╭─ DATA FOR THIS EXERCISE

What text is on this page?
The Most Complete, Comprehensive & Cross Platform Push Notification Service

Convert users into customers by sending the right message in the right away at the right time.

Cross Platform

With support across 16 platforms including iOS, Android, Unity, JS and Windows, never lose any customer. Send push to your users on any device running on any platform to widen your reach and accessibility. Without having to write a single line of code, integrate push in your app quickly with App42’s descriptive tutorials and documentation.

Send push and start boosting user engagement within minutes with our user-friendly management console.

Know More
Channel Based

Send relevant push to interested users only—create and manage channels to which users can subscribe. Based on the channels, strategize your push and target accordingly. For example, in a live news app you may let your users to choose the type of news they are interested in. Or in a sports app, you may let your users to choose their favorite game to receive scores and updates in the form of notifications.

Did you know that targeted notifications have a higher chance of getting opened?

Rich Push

╰─

● **EXERCISE AIM**
Retype the entries one by one, exactly.

● **RESULT FOR THIS EXERCISE**
What text is on this page?
The Most Complete, Comprehensive & Cross Platform Push Notification Service

Convert users into customers by sending the right message in the right away at the right time.

Cross Platform

With support across 16 platforms including iOS, Android, Unity, JS and Windows, never lose any customer. Send push to your users on any device running on any platform to widen your reach and accessibility. Without having to write a single line of code, integrate push in your app quickly with App42’s descriptive tutorials and documentation.

Send push and start boosting user engagement within minutes with our user-friendly management console.

Know More
Channel Based

Send relevant push to interested users only—create and manage channels to which users can subscribe. Based on the channels, strategize your push and target accordingly. For example, in a live news app you may let your users to choose the type of news they are interested in. Or in a sports app, you may let your users to choose their favorite game to receive scores and updates in the form of notifications.

Did you know that targeted notifications have a higher chance of getting opened?

Rich Push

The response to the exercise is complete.